Zuckerpillen und andere Wundermittel gegen Corona

Wo es um Pseudomedizin geht, ist auch Homöopathie nicht weit. Kurz gesagt: Nein, sie hilft nicht gegen Corona. Das hält ihre Anhänger aber natürlich nicht davon ab, sie als Heilmittel zu bewerben. So meint etwa die Homöopathin Cornelia Bajic wie viele andere, die diese Aussage verbreitet haben, „Arsenicum album C30” wäre die Antwort, wenn im näheren Umfeld Erkrankungsfälle bekannt seien. Nachdem die Ärztekammer Nordrhein eingeschaltet wurde und diese den Beitrag zur Prüfung an die eigene Rechtsabteilung gegeben hatte, wurde der Post gelöscht.

Auch aus dem Lager der Anthroposophie gab es natürlich fragwürdige Ratschläge. Neben vielen wirren Thesen um fehlerhafte “Beziehungen zu Erde und Sonne”, die für Erkrankungen verantwortlich sein sollen, wird die Wirksamkeit von sogenanntem “Meteoreisen” angepriesen, vertrieben unter dem Namen “Meteoreisen Globuli Velati”. Nebenbei spielt der Text noch die Wirksamkeit von Impfungen herunter. Er bewirbt also Unsinn und stellt nebenbei ausgerechnet das wichtigste Instrument im Kampf gegen die Pandemie in Frage.

[Gespeicherte Einträge]

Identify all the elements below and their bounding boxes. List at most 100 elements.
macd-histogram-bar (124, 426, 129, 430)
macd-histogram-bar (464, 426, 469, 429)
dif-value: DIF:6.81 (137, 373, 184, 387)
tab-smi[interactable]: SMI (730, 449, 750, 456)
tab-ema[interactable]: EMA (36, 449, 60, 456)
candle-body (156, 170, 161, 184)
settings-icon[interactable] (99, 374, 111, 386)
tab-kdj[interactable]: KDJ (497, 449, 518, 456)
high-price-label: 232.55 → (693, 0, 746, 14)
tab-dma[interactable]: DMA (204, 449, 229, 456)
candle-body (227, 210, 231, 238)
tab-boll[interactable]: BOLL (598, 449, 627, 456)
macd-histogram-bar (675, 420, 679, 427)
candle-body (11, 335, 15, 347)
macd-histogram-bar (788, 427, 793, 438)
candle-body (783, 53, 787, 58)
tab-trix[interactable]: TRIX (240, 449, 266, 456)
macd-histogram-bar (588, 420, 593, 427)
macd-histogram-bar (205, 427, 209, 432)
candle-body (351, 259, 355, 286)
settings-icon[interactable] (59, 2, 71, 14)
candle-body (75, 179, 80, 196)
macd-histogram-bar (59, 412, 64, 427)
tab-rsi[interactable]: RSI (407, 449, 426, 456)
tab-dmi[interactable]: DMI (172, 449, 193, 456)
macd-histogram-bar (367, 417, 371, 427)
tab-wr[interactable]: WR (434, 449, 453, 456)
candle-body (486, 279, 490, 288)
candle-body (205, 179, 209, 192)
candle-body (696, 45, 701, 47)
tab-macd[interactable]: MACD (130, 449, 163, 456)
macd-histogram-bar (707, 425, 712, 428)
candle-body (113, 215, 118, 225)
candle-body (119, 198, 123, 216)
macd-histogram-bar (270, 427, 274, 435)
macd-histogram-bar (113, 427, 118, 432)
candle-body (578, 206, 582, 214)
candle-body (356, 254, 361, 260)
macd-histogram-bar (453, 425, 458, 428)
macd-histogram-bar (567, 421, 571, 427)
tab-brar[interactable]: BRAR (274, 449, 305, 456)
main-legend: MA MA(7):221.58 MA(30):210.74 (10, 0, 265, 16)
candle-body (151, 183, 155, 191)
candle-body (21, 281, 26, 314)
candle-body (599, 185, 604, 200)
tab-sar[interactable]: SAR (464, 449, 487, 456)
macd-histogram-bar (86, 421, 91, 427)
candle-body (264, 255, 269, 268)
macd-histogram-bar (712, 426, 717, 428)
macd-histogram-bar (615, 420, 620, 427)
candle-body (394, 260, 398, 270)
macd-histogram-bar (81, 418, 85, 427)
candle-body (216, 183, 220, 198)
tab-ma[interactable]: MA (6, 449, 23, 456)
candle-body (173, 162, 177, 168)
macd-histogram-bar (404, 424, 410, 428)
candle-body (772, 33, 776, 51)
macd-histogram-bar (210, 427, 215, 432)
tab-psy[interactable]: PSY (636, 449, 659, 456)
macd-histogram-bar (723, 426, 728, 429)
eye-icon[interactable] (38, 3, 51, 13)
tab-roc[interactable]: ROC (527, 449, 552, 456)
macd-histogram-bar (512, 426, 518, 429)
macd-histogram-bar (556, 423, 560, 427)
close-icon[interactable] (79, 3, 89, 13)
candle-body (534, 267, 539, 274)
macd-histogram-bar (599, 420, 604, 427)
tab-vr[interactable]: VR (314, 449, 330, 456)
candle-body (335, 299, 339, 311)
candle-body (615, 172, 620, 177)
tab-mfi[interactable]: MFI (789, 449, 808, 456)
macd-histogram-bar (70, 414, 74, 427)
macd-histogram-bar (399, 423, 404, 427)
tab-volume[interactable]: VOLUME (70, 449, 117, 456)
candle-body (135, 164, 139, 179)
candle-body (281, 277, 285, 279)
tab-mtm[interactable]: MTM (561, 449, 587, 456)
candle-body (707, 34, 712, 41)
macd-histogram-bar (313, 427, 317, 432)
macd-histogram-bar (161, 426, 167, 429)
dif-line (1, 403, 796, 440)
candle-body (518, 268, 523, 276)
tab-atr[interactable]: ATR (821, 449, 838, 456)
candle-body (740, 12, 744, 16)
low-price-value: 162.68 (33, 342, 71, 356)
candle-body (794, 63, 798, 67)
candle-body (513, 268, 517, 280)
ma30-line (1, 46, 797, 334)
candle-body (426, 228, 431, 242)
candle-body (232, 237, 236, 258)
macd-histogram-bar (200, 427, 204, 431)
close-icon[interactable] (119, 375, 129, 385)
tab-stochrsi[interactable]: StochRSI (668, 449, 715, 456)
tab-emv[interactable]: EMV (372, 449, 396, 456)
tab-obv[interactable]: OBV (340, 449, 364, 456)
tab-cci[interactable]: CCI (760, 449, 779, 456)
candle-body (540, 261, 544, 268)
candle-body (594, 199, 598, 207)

[DEINE AUFGABE 1]: Welches Mittel empfiehlt die Homöopathin Cornelia Bajic laut dem Text über Wundermittel gegen Corona, wenn im näheren Umfeld Erkrankungsfälle bekannt sind?
[DEINE AUFGABE 2]: Fasse im Text über Wundermittel gegen Corona den Absatz, der mit „Auch aus dem Lager der Anthroposophie“ beginnt, kürzer zusammen und behalte dabei seine wichtigsten Fakten.
Die Liste spielt hierfür keine Rolle.

[DEINE ANTWORT 1]: „Arsenicum album C30“

[DEINE ANTWORT 2]: Auch von Anthroposophen kamen fragwürdige Ratschläge. Sie machen fehlerhafte „Beziehungen zu Erde und Sonne“ für Erkrankungen verantwortlich und preisen „Meteoreisen“ an, das als „Meteoreisen Globuli Velati“ verkauft wird. Außerdem spielt der Text die Wirksamkeit von Impfungen herunter und stellt damit das wichtigste Mittel gegen die Pandemie in Frage.